### TASK INSTRUCTIONS
a) Answer these questions about the description of the OpenVINO image classification demo, one per line:
(i) In which mode does the demo start, and what is fixed in that mode?
(ii) When ground truth data is applied, what does red text above an image mean?
(iii) What is printed to the console after the demo is stopped?
b) Carry on the description of the OpenVINO image classification demo, starting after its last sentence.

The demo visualizes OpenVINO performance on inference of neural networks for image classification.
On startup, the application reads command line parameters and loads a classification model to OpenVINO™ Runtime plugin for execution. It might take some time for demo to read all input images. Then the demo performs inference to classify the images and places them on grid.
The demo starts in "Testing mode" with fixed grid size. After calculating the average FPS result, it will switch to normal mode and grid will be readjusted depending on model performance. Bigger grid means higher performance. You can repeat testing by pressing "Space" or "R" button.
When "ground truth" data is applied, the color coding for the text, drawn above each image, shows whether the classification was correct: green means correct class prediction, red means wrong.
You can stop the demo by pressing "Esc" or "Q" button. After that, the average metrics values will be printed to the console.

### DATA
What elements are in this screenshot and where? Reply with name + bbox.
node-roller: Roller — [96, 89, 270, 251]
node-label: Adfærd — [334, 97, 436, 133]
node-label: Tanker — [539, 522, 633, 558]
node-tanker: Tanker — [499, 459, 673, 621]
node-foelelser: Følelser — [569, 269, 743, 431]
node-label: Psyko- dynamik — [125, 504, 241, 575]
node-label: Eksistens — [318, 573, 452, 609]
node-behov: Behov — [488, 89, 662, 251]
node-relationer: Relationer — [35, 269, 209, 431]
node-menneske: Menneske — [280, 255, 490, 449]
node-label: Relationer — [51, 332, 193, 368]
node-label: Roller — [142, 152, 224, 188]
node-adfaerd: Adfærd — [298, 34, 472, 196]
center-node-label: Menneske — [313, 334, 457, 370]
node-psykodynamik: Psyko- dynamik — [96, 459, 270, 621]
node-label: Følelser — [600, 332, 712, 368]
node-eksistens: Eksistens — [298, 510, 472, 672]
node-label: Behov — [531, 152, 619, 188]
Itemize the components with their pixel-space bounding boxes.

--

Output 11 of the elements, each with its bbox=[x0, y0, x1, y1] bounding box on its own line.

### OUTPUTS
a)
(i) It starts in "Testing mode", with a fixed grid size.
(ii) The class prediction was wrong.
(iii) The average metrics values.

b)
NOTE: By default, Open Model Zoo demos expect input with BGR channels order. If you trained your model to work with RGB order, you need to manually rearrange the default channels order in the demo application or reconvert your model using the Model Optimizer tool with the
--reverse_input_channels
argument specified. For more information about the argument, refer to When to Reverse Input Channels section of [Embedding Preprocessing Computation](@ref openvino_docs_MO_DG_Additional_Optimization_Use_Cases).
The list of models supported by the demo is in <omz_dir>/demos/classification_benchmark_demo/cpp/models.lst
file.
This file can be used as a parameter for Model Downloader and Converter to download and, if necessary, convert models to OpenVINO IR format (*.xml + *.bin).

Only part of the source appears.